= Directions for this task =
Set down all of the data exactly as it appears.

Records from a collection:
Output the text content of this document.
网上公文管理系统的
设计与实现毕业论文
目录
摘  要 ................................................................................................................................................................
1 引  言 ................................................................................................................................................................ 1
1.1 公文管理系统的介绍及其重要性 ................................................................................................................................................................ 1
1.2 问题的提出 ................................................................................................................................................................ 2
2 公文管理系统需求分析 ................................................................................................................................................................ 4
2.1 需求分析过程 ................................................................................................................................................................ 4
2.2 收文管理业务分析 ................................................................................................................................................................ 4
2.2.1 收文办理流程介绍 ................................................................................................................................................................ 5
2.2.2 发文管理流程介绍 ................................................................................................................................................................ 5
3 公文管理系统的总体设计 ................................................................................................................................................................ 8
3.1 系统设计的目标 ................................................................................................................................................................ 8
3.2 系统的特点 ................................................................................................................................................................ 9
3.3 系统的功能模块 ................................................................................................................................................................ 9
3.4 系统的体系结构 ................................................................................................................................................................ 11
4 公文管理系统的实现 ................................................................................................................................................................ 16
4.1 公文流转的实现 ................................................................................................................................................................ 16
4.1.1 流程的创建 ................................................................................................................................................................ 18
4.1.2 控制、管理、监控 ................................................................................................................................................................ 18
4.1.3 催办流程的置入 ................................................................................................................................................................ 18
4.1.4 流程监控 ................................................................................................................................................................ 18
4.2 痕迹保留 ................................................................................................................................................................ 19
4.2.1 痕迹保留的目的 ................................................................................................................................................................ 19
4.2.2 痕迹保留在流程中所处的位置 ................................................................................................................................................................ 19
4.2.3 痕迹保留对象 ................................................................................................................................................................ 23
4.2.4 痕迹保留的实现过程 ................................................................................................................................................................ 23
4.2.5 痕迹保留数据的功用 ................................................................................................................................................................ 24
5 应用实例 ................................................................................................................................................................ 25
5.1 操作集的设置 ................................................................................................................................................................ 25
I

= Response to this task =
Output the text content of this document.
网上公文管理系统的
设计与实现毕业论文
目录
摘  要 ................................................................................................................................................................
1 引  言 ................................................................................................................................................................ 1
1.1 公文管理系统的介绍及其重要性 ................................................................................................................................................................ 1
1.2 问题的提出 ................................................................................................................................................................ 2
2 公文管理系统需求分析 ................................................................................................................................................................ 4
2.1 需求分析过程 ................................................................................................................................................................ 4
2.2 收文管理业务分析 ................................................................................................................................................................ 4
2.2.1 收文办理流程介绍 ................................................................................................................................................................ 5
2.2.2 发文管理流程介绍 ................................................................................................................................................................ 5
3 公文管理系统的总体设计 ................................................................................................................................................................ 8
3.1 系统设计的目标 ................................................................................................................................................................ 8
3.2 系统的特点 ................................................................................................................................................................ 9
3.3 系统的功能模块 ................................................................................................................................................................ 9
3.4 系统的体系结构 ................................................................................................................................................................ 11
4 公文管理系统的实现 ................................................................................................................................................................ 16
4.1 公文流转的实现 ................................................................................................................................................................ 16
4.1.1 流程的创建 ................................................................................................................................................................ 18
4.1.2 控制、管理、监控 ................................................................................................................................................................ 18
4.1.3 催办流程的置入 ................................................................................................................................................................ 18
4.1.4 流程监控 ................................................................................................................................................................ 18
4.2 痕迹保留 ................................................................................................................................................................ 19
4.2.1 痕迹保留的目的 ................................................................................................................................................................ 19
4.2.2 痕迹保留在流程中所处的位置 ................................................................................................................................................................ 19
4.2.3 痕迹保留对象 ................................................................................................................................................................ 23
4.2.4 痕迹保留的实现过程 ................................................................................................................................................................ 23
4.2.5 痕迹保留数据的功用 ................................................................................................................................................................ 24
5 应用实例 ................................................................................................................................................................ 25
5.1 操作集的设置 ................................................................................................................................................................ 25
I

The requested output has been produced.